## begin RECORDS FOR PROCESSING

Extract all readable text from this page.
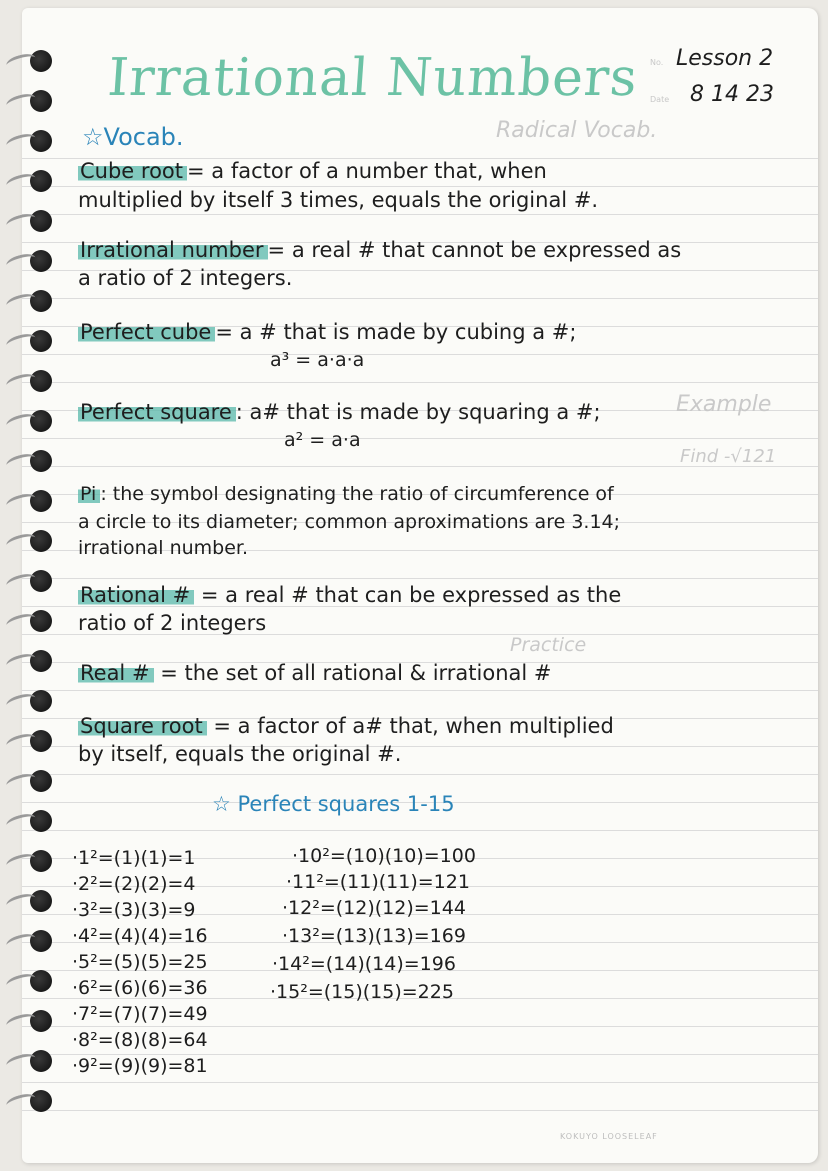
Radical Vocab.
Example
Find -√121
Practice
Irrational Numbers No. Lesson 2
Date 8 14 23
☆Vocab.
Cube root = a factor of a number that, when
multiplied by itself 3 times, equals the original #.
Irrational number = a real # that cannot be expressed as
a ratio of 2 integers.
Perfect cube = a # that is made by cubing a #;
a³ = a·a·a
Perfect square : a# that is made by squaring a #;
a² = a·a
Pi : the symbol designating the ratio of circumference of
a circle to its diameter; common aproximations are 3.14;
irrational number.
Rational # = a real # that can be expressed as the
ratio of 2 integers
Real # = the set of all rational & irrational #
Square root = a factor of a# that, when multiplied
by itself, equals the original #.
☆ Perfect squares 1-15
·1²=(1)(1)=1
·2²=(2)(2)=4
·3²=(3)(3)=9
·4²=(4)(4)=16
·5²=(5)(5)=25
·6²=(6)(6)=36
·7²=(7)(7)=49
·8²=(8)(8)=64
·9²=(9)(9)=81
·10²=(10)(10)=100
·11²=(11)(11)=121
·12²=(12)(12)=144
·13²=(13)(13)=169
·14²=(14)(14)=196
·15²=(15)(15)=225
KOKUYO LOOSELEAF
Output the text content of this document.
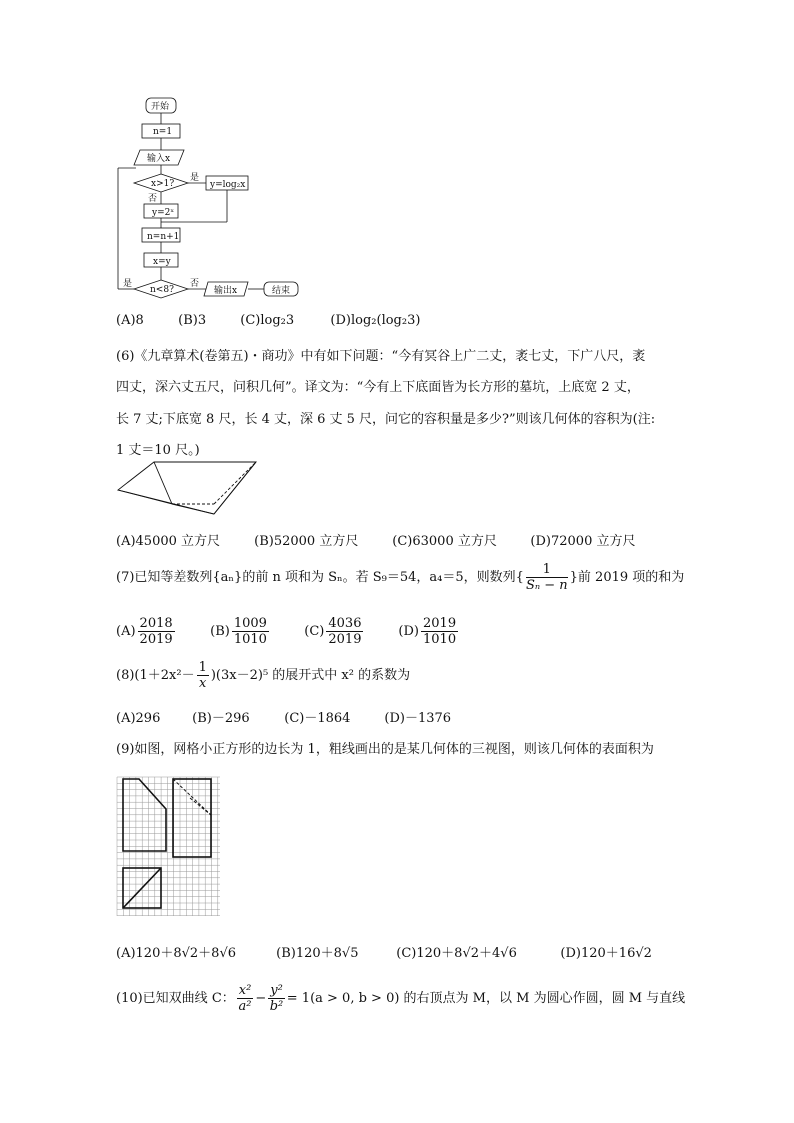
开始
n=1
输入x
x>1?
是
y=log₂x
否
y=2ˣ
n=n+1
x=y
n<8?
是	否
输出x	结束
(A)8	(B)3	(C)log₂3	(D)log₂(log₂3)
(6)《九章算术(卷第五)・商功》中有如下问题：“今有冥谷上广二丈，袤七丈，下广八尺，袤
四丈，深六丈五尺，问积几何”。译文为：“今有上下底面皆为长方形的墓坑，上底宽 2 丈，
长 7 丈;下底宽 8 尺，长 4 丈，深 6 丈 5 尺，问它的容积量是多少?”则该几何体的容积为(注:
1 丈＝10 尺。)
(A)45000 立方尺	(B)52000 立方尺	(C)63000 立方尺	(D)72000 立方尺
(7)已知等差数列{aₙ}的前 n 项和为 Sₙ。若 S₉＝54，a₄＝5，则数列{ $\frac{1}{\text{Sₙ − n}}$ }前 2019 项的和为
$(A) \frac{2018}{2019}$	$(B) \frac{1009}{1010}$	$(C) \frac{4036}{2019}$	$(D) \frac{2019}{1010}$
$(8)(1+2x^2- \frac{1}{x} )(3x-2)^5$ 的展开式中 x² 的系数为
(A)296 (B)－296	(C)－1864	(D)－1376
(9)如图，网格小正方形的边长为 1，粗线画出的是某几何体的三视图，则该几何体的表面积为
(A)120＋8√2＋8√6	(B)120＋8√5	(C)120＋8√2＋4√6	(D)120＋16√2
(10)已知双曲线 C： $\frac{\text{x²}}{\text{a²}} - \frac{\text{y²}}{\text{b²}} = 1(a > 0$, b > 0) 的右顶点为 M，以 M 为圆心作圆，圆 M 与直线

## end RECORDS FOR PROCESSING
## begin RECORDS FOR PROCESSING

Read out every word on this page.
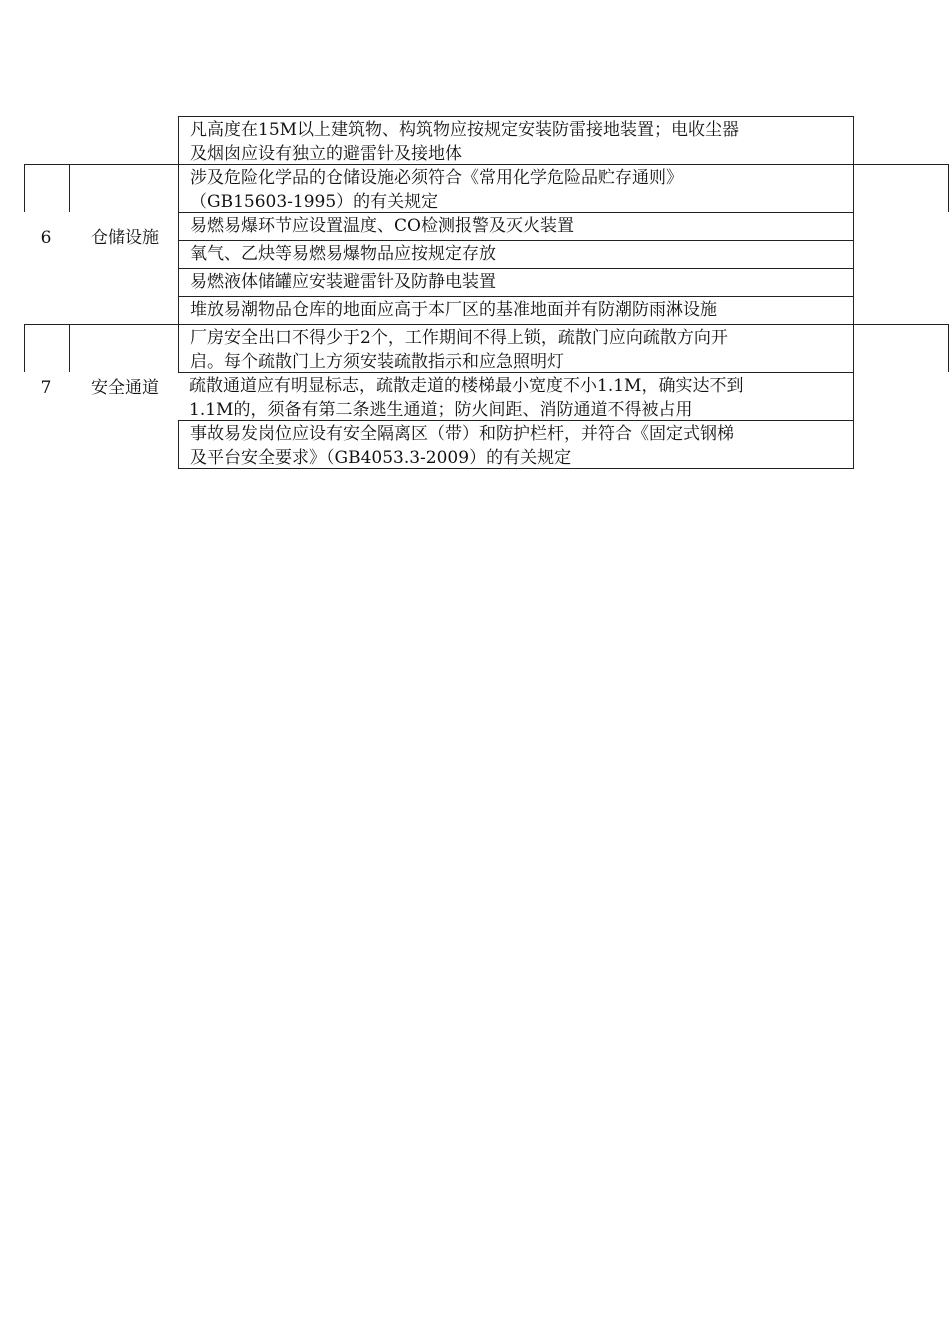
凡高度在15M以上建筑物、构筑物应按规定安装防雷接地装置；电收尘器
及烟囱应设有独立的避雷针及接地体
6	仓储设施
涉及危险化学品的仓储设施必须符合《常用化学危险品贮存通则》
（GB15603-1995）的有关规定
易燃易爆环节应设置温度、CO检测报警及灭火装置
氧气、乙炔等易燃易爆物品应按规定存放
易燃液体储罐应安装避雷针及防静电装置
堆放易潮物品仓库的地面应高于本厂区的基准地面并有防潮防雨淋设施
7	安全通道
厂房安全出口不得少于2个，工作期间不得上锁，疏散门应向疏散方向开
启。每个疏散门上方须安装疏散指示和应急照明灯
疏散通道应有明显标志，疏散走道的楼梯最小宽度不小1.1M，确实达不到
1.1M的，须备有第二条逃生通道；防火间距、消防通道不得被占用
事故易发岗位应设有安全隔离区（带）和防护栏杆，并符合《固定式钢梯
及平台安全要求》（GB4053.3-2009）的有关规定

## end RECORDS FOR PROCESSING

▶ _WHAT YOU ARE ASKED TO DO_: Find how many lines in the material hold the word "original" and state that number alone.

▶ _REPLY TO THE TASK_: 2